**What you will do**: Output each entry that follows exactly. Images stay out.

**Data section**:
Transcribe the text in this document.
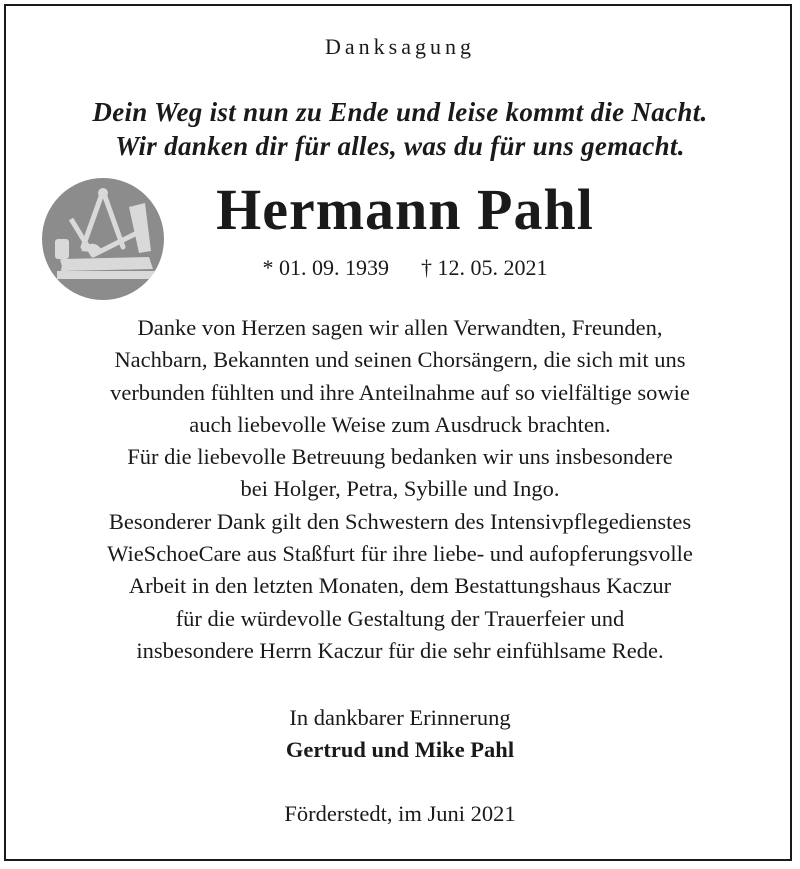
Danksagung
Dein Weg ist nun zu Ende und leise kommt die Nacht.
Wir danken dir für alles, was du für uns gemacht.
Hermann Pahl
* 01. 09. 1939 † 12. 05. 2021
Danke von Herzen sagen wir allen Verwandten, Freunden,
Nachbarn, Bekannten und seinen Chorsängern, die sich mit uns
verbunden fühlten und ihre Anteilnahme auf so vielfältige sowie
auch liebevolle Weise zum Ausdruck brachten.
Für die liebevolle Betreuung bedanken wir uns insbesondere
bei Holger, Petra, Sybille und Ingo.
Besonderer Dank gilt den Schwestern des Intensivpflegedienstes
WieSchoeCare aus Staßfurt für ihre liebe- und aufopferungsvolle
Arbeit in den letzten Monaten, dem Bestattungshaus Kaczur
für die würdevolle Gestaltung der Trauerfeier und
insbesondere Herrn Kaczur für die sehr einfühlsame Rede.
In dankbarer Erinnerung
Gertrud und Mike Pahl
Förderstedt, im Juni 2021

**Solved exercise**:
Transcribe the text in this document.
Danksagung
Dein Weg ist nun zu Ende und leise kommt die Nacht.
Wir danken dir für alles, was du für uns gemacht.
Hermann Pahl
* 01. 09. 1939 † 12. 05. 2021
Danke von Herzen sagen wir allen Verwandten, Freunden,
Nachbarn, Bekannten und seinen Chorsängern, die sich mit uns
verbunden fühlten und ihre Anteilnahme auf so vielfältige sowie
auch liebevolle Weise zum Ausdruck brachten.
Für die liebevolle Betreuung bedanken wir uns insbesondere
bei Holger, Petra, Sybille und Ingo.
Besonderer Dank gilt den Schwestern des Intensivpflegedienstes
WieSchoeCare aus Staßfurt für ihre liebe- und aufopferungsvolle
Arbeit in den letzten Monaten, dem Bestattungshaus Kaczur
für die würdevolle Gestaltung der Trauerfeier und
insbesondere Herrn Kaczur für die sehr einfühlsame Rede.
In dankbarer Erinnerung
Gertrud und Mike Pahl
Förderstedt, im Juni 2021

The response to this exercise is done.